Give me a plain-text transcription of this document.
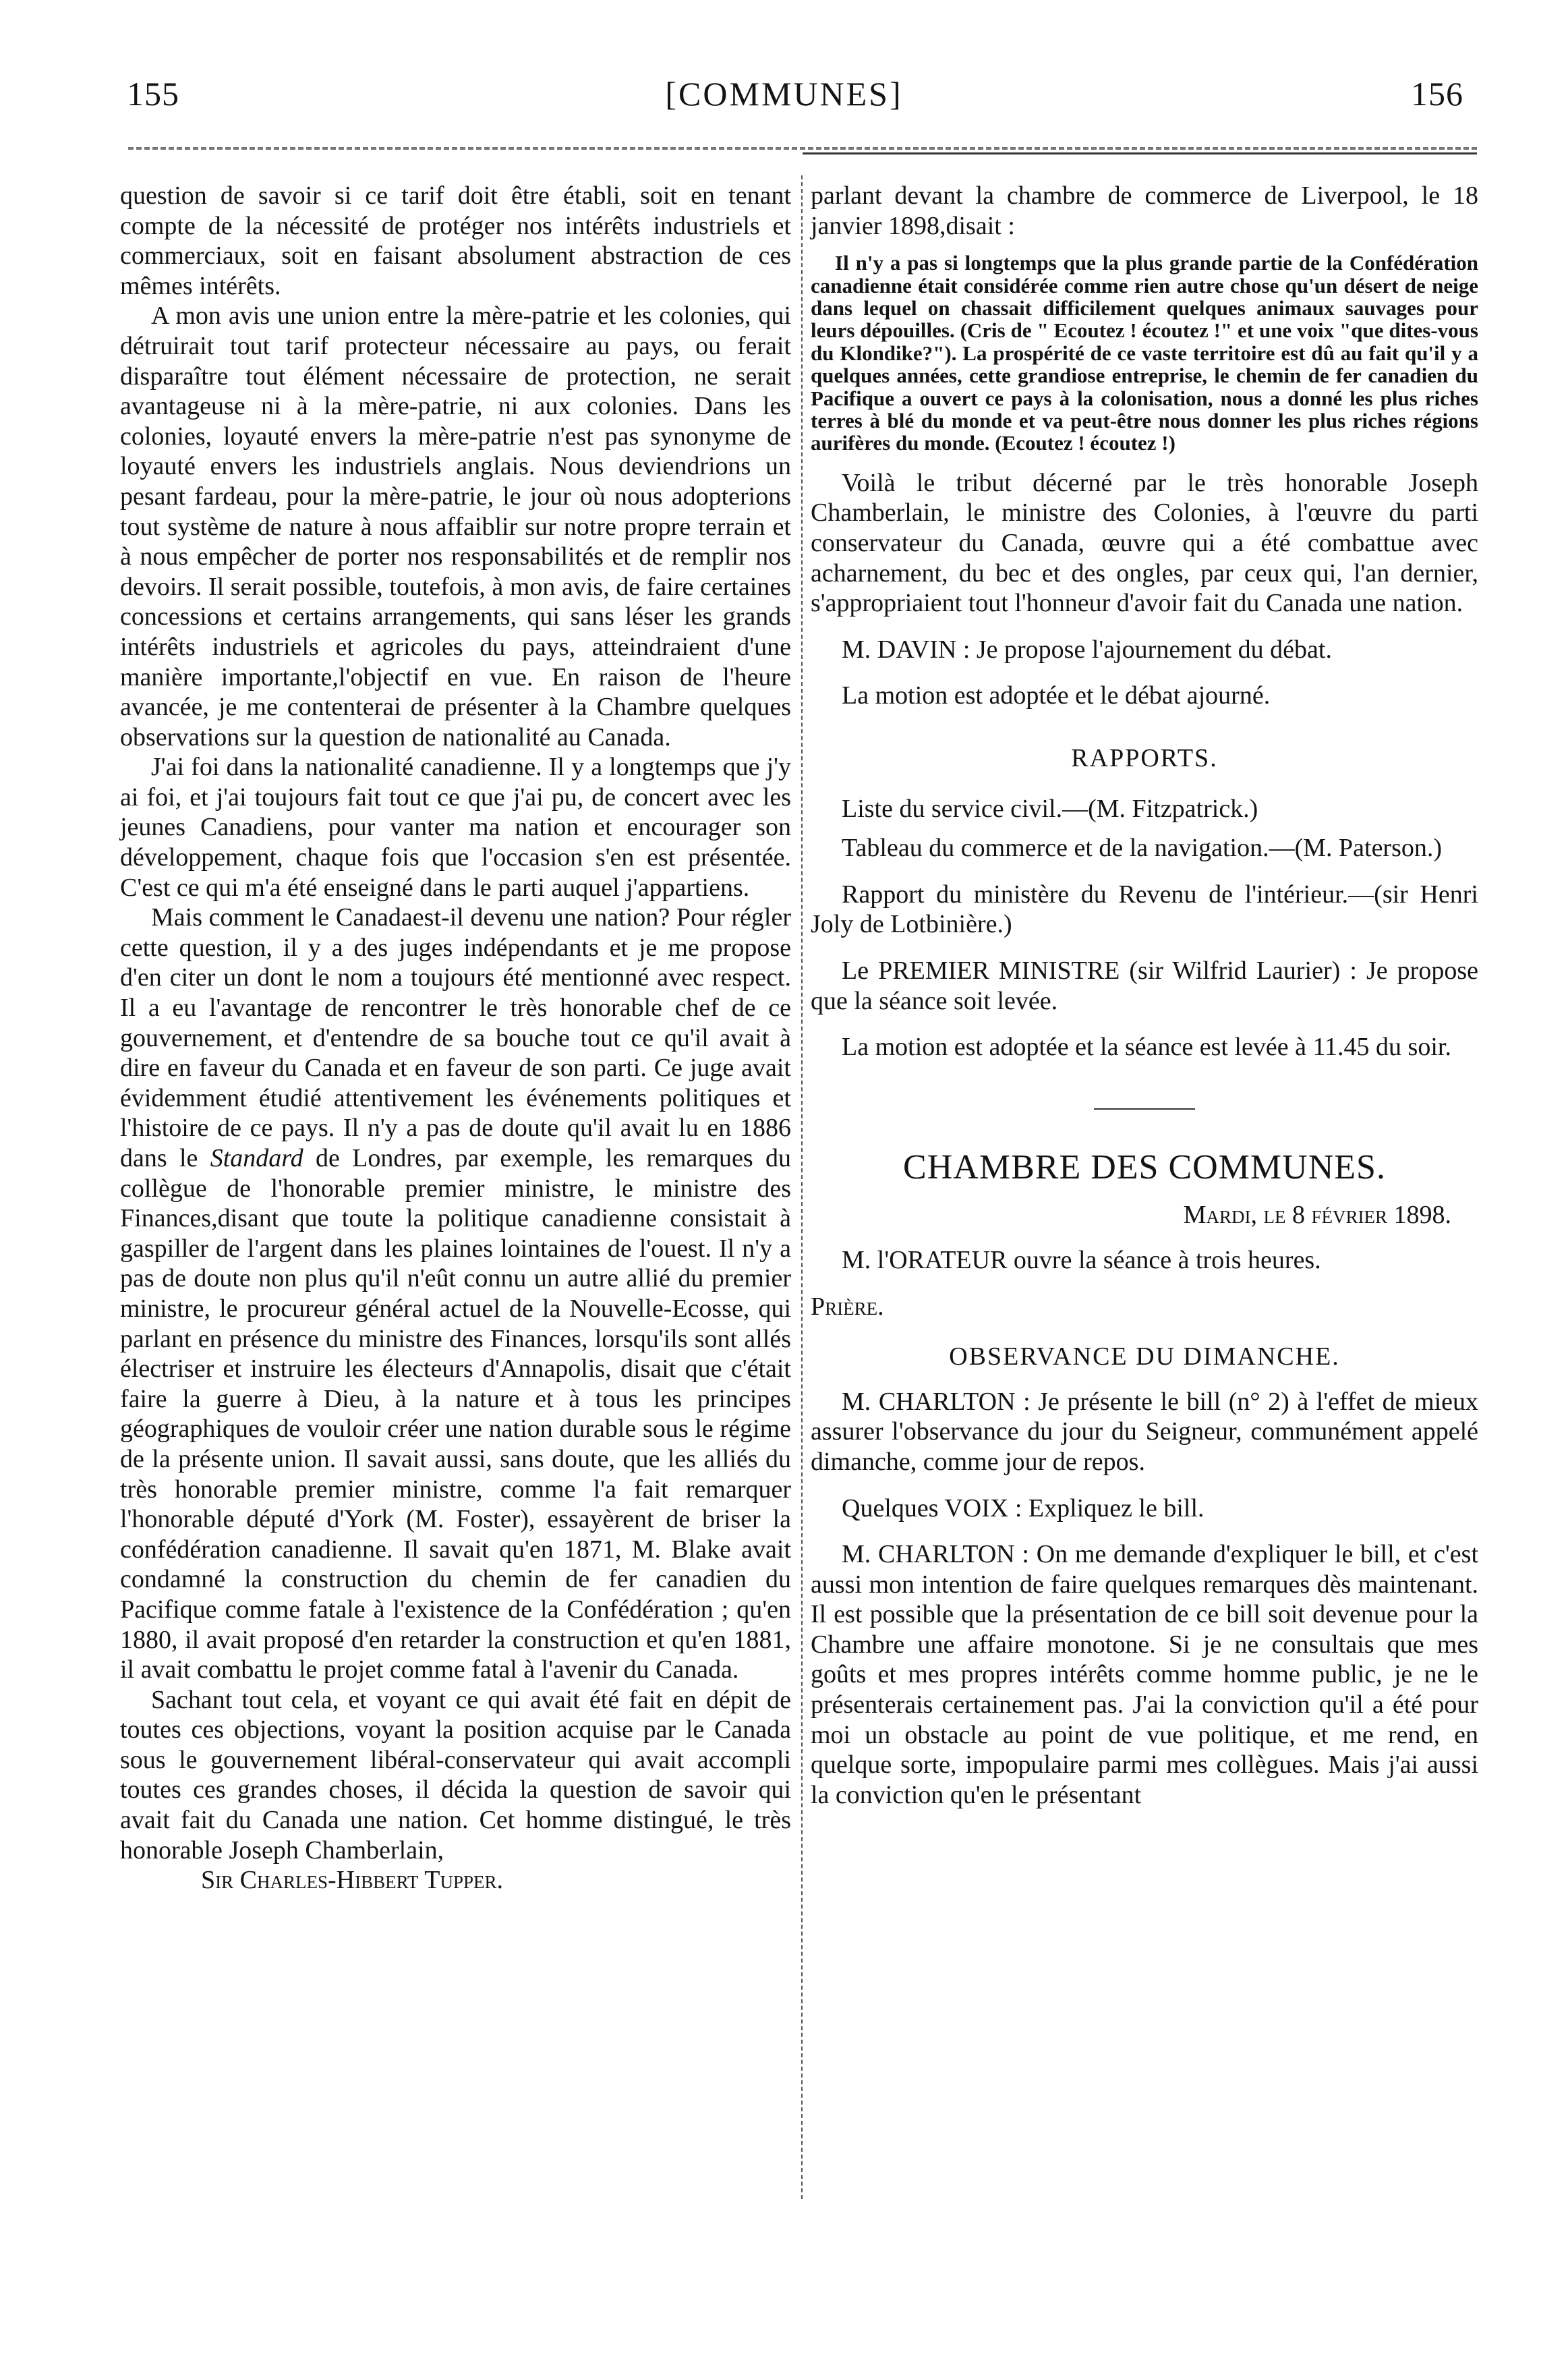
[COMMUNES]
155	156

question de savoir si ce tarif doit être établi, soit en tenant compte de la nécessité de protéger nos intérêts industriels et commerciaux, soit en faisant absolument abstraction de ces mêmes intérêts.

A mon avis une union entre la mère-patrie et les colonies, qui détruirait tout tarif protecteur nécessaire au pays, ou ferait disparaître tout élément nécessaire de protection, ne serait avantageuse ni à la mère-patrie, ni aux colonies. Dans les colonies, loyauté envers la mère-patrie n'est pas synonyme de loyauté envers les industriels anglais. Nous deviendrions un pesant fardeau, pour la mère-patrie, le jour où nous adopterions tout système de nature à nous affaiblir sur notre propre terrain et à nous empêcher de porter nos responsabilités et de remplir nos devoirs. Il serait possible, toutefois, à mon avis, de faire certaines concessions et certains arrangements, qui sans léser les grands intérêts industriels et agricoles du pays, atteindraient d'une manière importante,l'objectif en vue. En raison de l'heure avancée, je me contenterai de présenter à la Chambre quelques observations sur la question de nationalité au Canada.

J'ai foi dans la nationalité canadienne. Il y a longtemps que j'y ai foi, et j'ai toujours fait tout ce que j'ai pu, de concert avec les jeunes Canadiens, pour vanter ma nation et encourager son développement, chaque fois que l'occasion s'en est présentée. C'est ce qui m'a été enseigné dans le parti auquel j'appartiens.

Mais comment le Canadaest-il devenu une nation? Pour régler cette question, il y a des juges indépendants et je me propose d'en citer un dont le nom a toujours été mentionné avec respect. Il a eu l'avantage de rencontrer le très honorable chef de ce gouvernement, et d'entendre de sa bouche tout ce qu'il avait à dire en faveur du Canada et en faveur de son parti. Ce juge avait évidemment étudié attentivement les événements politiques et l'histoire de ce pays. Il n'y a pas de doute qu'il avait lu en 1886 dans le Standard de Londres, par exemple, les remarques du collègue de l'honorable premier ministre, le ministre des Finances,disant que toute la politique canadienne consistait à gaspiller de l'argent dans les plaines lointaines de l'ouest. Il n'y a pas de doute non plus qu'il n'eût connu un autre allié du premier ministre, le procureur général actuel de la Nouvelle-Ecosse, qui parlant en présence du ministre des Finances, lorsqu'ils sont allés électriser et instruire les électeurs d'Annapolis, disait que c'était faire la guerre à Dieu, à la nature et à tous les principes géographiques de vouloir créer une nation durable sous le régime de la présente union. Il savait aussi, sans doute, que les alliés du très honorable premier ministre, comme l'a fait remarquer l'honorable député d'York (M. Foster), essayèrent de briser la confédération canadienne. Il savait qu'en 1871, M. Blake avait condamné la construction du chemin de fer canadien du Pacifique comme fatale à l'existence de la Confédération ; qu'en 1880, il avait proposé d'en retarder la construction et qu'en 1881, il avait combattu le projet comme fatal à l'avenir du Canada.

Sachant tout cela, et voyant ce qui avait été fait en dépit de toutes ces objections, voyant la position acquise par le Canada sous le gouvernement libéral-conservateur qui avait accompli toutes ces grandes choses, il décida la question de savoir qui avait fait du Canada une nation. Cet homme distingué, le très honorable Joseph Chamberlain,

Sir Charles-Hibbert Tupper.

parlant devant la chambre de commerce de Liverpool, le 18 janvier 1898,disait :

Il n'y a pas si longtemps que la plus grande partie de la Confédération canadienne était considérée comme rien autre chose qu'un désert de neige dans lequel on chassait difficilement quelques animaux sauvages pour leurs dépouilles. (Cris de " Ecoutez ! écoutez !" et une voix "que dites-vous du Klondike?"). La prospérité de ce vaste territoire est dû au fait qu'il y a quelques années, cette grandiose entreprise, le chemin de fer canadien du Pacifique a ouvert ce pays à la colonisation, nous a donné les plus riches terres à blé du monde et va peut-être nous donner les plus riches régions aurifères du monde. (Ecoutez ! écoutez !)

Voilà le tribut décerné par le très honorable Joseph Chamberlain, le ministre des Colonies, à l'œuvre du parti conservateur du Canada, œuvre qui a été combattue avec acharnement, du bec et des ongles, par ceux qui, l'an dernier, s'appropriaient tout l'honneur d'avoir fait du Canada une nation.

M. DAVIN : Je propose l'ajournement du débat.

La motion est adoptée et le débat ajourné.

RAPPORTS.

Liste du service civil.—(M. Fitzpatrick.)

Tableau du commerce et de la navigation.—(M. Paterson.)

Rapport du ministère du Revenu de l'intérieur.—(sir Henri Joly de Lotbinière.)

Le PREMIER MINISTRE (sir Wilfrid Laurier) : Je propose que la séance soit levée.

La motion est adoptée et la séance est levée à 11.45 du soir.

CHAMBRE DES COMMUNES.
Mardi, le 8 février 1898.

M. l'ORATEUR ouvre la séance à trois heures.

Prière.

OBSERVANCE DU DIMANCHE.

M. CHARLTON : Je présente le bill (n° 2) à l'effet de mieux assurer l'observance du jour du Seigneur, communément appelé dimanche, comme jour de repos.

Quelques VOIX : Expliquez le bill.

M. CHARLTON : On me demande d'expliquer le bill, et c'est aussi mon intention de faire quelques remarques dès maintenant. Il est possible que la présentation de ce bill soit devenue pour la Chambre une affaire monotone. Si je ne consultais que mes goûts et mes propres intérêts comme homme public, je ne le présenterais certainement pas. J'ai la conviction qu'il a été pour moi un obstacle au point de vue politique, et me rend, en quelque sorte, impopulaire parmi mes collègues. Mais j'ai aussi la conviction qu'en le présentant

┄┄┄┄┄┄┄┄┄┄┄┄┄┄┄┄┄┄┄┄

WHAT YOU NEED TO DO:
Using the records above, retype everything exactly except the pictures.

EXPECTED ANSWER:
Give me a plain-text transcription of this document.
[COMMUNES]
155	156

question de savoir si ce tarif doit être établi, soit en tenant compte de la nécessité de protéger nos intérêts industriels et commerciaux, soit en faisant absolument abstraction de ces mêmes intérêts.

A mon avis une union entre la mère-patrie et les colonies, qui détruirait tout tarif protecteur nécessaire au pays, ou ferait disparaître tout élément nécessaire de protection, ne serait avantageuse ni à la mère-patrie, ni aux colonies. Dans les colonies, loyauté envers la mère-patrie n'est pas synonyme de loyauté envers les industriels anglais. Nous deviendrions un pesant fardeau, pour la mère-patrie, le jour où nous adopterions tout système de nature à nous affaiblir sur notre propre terrain et à nous empêcher de porter nos responsabilités et de remplir nos devoirs. Il serait possible, toutefois, à mon avis, de faire certaines concessions et certains arrangements, qui sans léser les grands intérêts industriels et agricoles du pays, atteindraient d'une manière importante,l'objectif en vue. En raison de l'heure avancée, je me contenterai de présenter à la Chambre quelques observations sur la question de nationalité au Canada.

J'ai foi dans la nationalité canadienne. Il y a longtemps que j'y ai foi, et j'ai toujours fait tout ce que j'ai pu, de concert avec les jeunes Canadiens, pour vanter ma nation et encourager son développement, chaque fois que l'occasion s'en est présentée. C'est ce qui m'a été enseigné dans le parti auquel j'appartiens.

Mais comment le Canadaest-il devenu une nation? Pour régler cette question, il y a des juges indépendants et je me propose d'en citer un dont le nom a toujours été mentionné avec respect. Il a eu l'avantage de rencontrer le très honorable chef de ce gouvernement, et d'entendre de sa bouche tout ce qu'il avait à dire en faveur du Canada et en faveur de son parti. Ce juge avait évidemment étudié attentivement les événements politiques et l'histoire de ce pays. Il n'y a pas de doute qu'il avait lu en 1886 dans le Standard de Londres, par exemple, les remarques du collègue de l'honorable premier ministre, le ministre des Finances,disant que toute la politique canadienne consistait à gaspiller de l'argent dans les plaines lointaines de l'ouest. Il n'y a pas de doute non plus qu'il n'eût connu un autre allié du premier ministre, le procureur général actuel de la Nouvelle-Ecosse, qui parlant en présence du ministre des Finances, lorsqu'ils sont allés électriser et instruire les électeurs d'Annapolis, disait que c'était faire la guerre à Dieu, à la nature et à tous les principes géographiques de vouloir créer une nation durable sous le régime de la présente union. Il savait aussi, sans doute, que les alliés du très honorable premier ministre, comme l'a fait remarquer l'honorable député d'York (M. Foster), essayèrent de briser la confédération canadienne. Il savait qu'en 1871, M. Blake avait condamné la construction du chemin de fer canadien du Pacifique comme fatale à l'existence de la Confédération ; qu'en 1880, il avait proposé d'en retarder la construction et qu'en 1881, il avait combattu le projet comme fatal à l'avenir du Canada.

Sachant tout cela, et voyant ce qui avait été fait en dépit de toutes ces objections, voyant la position acquise par le Canada sous le gouvernement libéral-conservateur qui avait accompli toutes ces grandes choses, il décida la question de savoir qui avait fait du Canada une nation. Cet homme distingué, le très honorable Joseph Chamberlain,

Sir Charles-Hibbert Tupper.

parlant devant la chambre de commerce de Liverpool, le 18 janvier 1898,disait :

Il n'y a pas si longtemps que la plus grande partie de la Confédération canadienne était considérée comme rien autre chose qu'un désert de neige dans lequel on chassait difficilement quelques animaux sauvages pour leurs dépouilles. (Cris de " Ecoutez ! écoutez !" et une voix "que dites-vous du Klondike?"). La prospérité de ce vaste territoire est dû au fait qu'il y a quelques années, cette grandiose entreprise, le chemin de fer canadien du Pacifique a ouvert ce pays à la colonisation, nous a donné les plus riches terres à blé du monde et va peut-être nous donner les plus riches régions aurifères du monde. (Ecoutez ! écoutez !)

Voilà le tribut décerné par le très honorable Joseph Chamberlain, le ministre des Colonies, à l'œuvre du parti conservateur du Canada, œuvre qui a été combattue avec acharnement, du bec et des ongles, par ceux qui, l'an dernier, s'appropriaient tout l'honneur d'avoir fait du Canada une nation.

M. DAVIN : Je propose l'ajournement du débat.

La motion est adoptée et le débat ajourné.

RAPPORTS.

Liste du service civil.—(M. Fitzpatrick.)

Tableau du commerce et de la navigation.—(M. Paterson.)

Rapport du ministère du Revenu de l'intérieur.—(sir Henri Joly de Lotbinière.)

Le PREMIER MINISTRE (sir Wilfrid Laurier) : Je propose que la séance soit levée.

La motion est adoptée et la séance est levée à 11.45 du soir.

CHAMBRE DES COMMUNES.
Mardi, le 8 février 1898.

M. l'ORATEUR ouvre la séance à trois heures.

Prière.

OBSERVANCE DU DIMANCHE.

M. CHARLTON : Je présente le bill (n° 2) à l'effet de mieux assurer l'observance du jour du Seigneur, communément appelé dimanche, comme jour de repos.

Quelques VOIX : Expliquez le bill.

M. CHARLTON : On me demande d'expliquer le bill, et c'est aussi mon intention de faire quelques remarques dès maintenant. Il est possible que la présentation de ce bill soit devenue pour la Chambre une affaire monotone. Si je ne consultais que mes goûts et mes propres intérêts comme homme public, je ne le présenterais certainement pas. J'ai la conviction qu'il a été pour moi un obstacle au point de vue politique, et me rend, en quelque sorte, impopulaire parmi mes collègues. Mais j'ai aussi la conviction qu'en le présentant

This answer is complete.